§ EXERCISE
Provide only the number of lines in the listing that contain the string "JSON".

Figure record listings
* Begin *

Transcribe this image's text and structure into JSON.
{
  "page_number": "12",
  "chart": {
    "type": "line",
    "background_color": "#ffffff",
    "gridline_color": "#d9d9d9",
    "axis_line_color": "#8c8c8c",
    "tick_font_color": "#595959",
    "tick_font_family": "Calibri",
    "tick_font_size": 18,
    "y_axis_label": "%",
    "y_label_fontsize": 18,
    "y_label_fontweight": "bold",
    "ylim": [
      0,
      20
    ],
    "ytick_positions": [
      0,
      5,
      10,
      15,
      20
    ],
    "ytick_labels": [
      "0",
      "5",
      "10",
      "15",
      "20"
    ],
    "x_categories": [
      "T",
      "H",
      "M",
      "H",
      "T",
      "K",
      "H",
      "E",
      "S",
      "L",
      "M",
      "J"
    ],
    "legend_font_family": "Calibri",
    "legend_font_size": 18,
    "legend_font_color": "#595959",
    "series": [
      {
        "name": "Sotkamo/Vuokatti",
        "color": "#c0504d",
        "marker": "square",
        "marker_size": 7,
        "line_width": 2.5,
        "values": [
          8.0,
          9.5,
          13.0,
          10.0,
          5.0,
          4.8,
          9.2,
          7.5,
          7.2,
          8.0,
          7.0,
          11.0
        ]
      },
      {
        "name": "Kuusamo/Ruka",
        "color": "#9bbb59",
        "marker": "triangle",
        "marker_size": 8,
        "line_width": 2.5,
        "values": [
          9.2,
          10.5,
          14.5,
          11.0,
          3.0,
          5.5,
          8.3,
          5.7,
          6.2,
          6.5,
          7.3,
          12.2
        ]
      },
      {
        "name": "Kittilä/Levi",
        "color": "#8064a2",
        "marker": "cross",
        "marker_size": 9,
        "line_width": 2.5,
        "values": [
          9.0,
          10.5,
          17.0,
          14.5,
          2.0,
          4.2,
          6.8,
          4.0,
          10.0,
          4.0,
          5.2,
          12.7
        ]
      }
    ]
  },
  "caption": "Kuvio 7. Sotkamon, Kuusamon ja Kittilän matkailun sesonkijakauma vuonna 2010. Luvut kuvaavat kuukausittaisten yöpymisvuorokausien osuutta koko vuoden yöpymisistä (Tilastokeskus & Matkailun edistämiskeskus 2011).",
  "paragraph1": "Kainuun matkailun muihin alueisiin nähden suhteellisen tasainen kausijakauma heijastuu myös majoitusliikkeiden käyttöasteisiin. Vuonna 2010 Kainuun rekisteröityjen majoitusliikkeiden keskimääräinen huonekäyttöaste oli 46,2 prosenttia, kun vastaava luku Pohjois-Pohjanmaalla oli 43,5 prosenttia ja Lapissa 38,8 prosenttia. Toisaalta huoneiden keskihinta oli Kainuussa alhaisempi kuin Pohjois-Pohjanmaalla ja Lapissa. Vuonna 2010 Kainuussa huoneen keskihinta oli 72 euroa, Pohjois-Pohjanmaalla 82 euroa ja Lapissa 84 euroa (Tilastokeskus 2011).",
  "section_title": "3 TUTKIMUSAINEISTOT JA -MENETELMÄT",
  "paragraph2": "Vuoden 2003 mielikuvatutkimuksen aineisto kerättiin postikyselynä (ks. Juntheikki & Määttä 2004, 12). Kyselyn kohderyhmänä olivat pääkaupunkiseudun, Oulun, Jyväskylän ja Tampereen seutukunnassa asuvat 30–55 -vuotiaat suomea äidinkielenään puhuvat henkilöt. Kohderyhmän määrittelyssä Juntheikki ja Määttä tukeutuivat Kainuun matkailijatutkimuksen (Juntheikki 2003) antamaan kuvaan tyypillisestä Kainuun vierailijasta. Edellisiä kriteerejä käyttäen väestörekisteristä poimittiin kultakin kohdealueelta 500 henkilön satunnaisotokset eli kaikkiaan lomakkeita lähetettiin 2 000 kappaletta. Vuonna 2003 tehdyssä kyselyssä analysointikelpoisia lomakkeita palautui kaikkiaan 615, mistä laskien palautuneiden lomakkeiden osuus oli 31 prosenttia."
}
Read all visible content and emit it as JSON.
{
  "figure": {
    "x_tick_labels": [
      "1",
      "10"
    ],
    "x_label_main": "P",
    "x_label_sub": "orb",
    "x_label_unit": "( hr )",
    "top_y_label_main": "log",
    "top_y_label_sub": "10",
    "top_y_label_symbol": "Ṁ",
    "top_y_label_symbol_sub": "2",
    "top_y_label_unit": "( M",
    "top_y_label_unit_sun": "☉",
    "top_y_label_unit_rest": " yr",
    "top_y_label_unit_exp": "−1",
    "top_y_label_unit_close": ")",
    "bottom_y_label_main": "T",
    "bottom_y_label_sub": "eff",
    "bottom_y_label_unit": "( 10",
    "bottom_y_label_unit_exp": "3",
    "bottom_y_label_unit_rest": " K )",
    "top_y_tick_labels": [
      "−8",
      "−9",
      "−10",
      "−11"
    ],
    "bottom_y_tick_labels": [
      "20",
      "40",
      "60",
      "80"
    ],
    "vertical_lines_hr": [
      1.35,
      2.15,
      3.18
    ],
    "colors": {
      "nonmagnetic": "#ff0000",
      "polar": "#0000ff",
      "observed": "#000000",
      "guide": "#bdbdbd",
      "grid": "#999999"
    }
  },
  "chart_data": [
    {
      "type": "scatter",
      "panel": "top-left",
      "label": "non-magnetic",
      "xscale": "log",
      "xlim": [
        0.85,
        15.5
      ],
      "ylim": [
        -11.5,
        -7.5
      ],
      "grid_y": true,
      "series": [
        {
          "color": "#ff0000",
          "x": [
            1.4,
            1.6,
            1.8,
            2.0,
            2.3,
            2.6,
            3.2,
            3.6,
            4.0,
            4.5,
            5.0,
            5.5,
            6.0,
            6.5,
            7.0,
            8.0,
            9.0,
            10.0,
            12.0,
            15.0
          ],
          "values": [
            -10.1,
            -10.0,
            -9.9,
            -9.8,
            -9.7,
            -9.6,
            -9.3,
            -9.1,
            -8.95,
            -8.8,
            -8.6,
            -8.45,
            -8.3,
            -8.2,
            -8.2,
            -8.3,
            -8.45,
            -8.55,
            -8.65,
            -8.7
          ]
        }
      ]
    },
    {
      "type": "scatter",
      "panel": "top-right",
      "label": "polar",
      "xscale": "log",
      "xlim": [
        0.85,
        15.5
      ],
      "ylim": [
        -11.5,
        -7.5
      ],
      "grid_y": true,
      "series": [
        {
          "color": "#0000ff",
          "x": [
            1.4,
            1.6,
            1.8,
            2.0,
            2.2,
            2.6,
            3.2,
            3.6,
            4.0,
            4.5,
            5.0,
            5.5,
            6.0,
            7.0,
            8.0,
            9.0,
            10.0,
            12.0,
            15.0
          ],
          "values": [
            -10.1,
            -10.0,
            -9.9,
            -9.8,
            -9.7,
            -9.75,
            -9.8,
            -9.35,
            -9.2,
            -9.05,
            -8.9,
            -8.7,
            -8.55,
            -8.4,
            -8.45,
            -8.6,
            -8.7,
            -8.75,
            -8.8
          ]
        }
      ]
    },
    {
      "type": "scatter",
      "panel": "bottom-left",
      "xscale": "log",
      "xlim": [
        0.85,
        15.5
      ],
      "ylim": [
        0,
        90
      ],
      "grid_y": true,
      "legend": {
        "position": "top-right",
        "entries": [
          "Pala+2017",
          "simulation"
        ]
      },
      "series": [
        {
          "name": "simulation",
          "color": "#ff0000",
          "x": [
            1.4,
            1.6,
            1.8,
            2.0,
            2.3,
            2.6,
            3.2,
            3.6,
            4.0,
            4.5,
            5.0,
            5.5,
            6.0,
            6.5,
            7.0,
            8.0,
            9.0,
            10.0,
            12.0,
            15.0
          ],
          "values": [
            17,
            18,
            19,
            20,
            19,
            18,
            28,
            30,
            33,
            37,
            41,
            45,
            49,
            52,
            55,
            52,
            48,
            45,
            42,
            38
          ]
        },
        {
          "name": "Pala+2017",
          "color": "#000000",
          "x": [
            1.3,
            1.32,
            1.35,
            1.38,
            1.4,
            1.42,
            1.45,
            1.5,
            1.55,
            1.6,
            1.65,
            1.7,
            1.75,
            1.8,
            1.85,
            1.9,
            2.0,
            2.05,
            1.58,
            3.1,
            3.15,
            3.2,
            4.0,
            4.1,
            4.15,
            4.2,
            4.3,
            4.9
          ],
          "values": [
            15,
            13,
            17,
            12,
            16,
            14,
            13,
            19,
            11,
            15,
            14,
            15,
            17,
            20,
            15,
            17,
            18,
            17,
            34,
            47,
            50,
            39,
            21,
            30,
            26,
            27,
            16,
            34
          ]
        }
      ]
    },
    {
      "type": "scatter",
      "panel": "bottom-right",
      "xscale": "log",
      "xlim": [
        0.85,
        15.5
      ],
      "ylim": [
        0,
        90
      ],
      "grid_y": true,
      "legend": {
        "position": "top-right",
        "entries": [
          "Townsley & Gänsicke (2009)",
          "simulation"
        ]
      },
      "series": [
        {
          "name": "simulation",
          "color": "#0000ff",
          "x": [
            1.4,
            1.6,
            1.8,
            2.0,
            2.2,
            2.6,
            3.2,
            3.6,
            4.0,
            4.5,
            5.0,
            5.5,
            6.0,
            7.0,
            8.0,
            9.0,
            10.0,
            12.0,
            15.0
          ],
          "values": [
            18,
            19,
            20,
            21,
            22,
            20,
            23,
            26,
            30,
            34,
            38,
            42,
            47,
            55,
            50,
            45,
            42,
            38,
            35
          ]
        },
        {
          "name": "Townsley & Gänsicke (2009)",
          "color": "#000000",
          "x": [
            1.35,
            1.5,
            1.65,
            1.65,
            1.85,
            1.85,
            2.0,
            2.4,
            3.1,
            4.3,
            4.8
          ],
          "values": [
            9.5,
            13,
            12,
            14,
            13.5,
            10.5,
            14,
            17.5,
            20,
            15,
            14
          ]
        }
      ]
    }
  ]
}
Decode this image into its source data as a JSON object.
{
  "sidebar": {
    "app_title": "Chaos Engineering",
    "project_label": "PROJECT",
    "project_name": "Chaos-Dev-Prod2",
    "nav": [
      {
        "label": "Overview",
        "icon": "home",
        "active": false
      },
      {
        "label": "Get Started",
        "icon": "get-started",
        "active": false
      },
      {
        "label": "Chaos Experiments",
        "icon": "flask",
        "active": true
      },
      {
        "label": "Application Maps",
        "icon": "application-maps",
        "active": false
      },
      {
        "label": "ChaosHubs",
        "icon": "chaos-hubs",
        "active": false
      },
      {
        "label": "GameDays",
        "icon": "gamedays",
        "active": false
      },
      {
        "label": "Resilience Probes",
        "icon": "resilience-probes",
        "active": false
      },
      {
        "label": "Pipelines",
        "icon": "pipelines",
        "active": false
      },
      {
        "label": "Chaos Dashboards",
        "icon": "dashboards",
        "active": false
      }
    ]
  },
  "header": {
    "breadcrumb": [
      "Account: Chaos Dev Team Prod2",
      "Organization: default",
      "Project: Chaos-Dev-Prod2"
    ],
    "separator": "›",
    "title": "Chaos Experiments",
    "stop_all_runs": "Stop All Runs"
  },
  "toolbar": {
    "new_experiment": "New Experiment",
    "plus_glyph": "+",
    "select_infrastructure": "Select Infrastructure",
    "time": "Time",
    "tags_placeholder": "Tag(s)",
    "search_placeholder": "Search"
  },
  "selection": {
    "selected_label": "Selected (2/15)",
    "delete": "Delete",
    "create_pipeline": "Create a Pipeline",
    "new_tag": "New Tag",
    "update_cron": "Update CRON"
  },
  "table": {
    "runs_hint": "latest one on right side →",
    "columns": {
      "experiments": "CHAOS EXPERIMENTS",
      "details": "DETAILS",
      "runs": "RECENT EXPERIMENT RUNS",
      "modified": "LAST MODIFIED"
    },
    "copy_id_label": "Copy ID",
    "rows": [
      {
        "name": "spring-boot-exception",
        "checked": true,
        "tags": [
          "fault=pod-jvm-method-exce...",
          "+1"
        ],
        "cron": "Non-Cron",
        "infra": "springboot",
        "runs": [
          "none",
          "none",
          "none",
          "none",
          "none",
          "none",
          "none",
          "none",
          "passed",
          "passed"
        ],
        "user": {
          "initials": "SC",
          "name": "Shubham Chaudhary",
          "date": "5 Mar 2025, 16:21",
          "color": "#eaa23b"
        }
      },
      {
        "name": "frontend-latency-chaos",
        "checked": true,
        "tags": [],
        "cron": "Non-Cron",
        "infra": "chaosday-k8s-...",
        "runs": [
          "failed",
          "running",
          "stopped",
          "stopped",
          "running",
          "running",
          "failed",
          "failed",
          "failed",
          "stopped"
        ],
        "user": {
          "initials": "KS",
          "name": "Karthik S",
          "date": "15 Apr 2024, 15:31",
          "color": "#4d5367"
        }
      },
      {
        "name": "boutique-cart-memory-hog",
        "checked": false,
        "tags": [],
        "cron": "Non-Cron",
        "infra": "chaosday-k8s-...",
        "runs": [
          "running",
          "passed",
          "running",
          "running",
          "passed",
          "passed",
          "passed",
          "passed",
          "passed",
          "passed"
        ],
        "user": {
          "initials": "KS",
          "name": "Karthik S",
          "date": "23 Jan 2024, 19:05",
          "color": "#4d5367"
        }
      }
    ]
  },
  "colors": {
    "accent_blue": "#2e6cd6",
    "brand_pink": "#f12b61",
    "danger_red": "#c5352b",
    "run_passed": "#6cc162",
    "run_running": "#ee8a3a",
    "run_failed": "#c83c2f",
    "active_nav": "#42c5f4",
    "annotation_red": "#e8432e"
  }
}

* End *

§ WRITTEN RESPONSE
3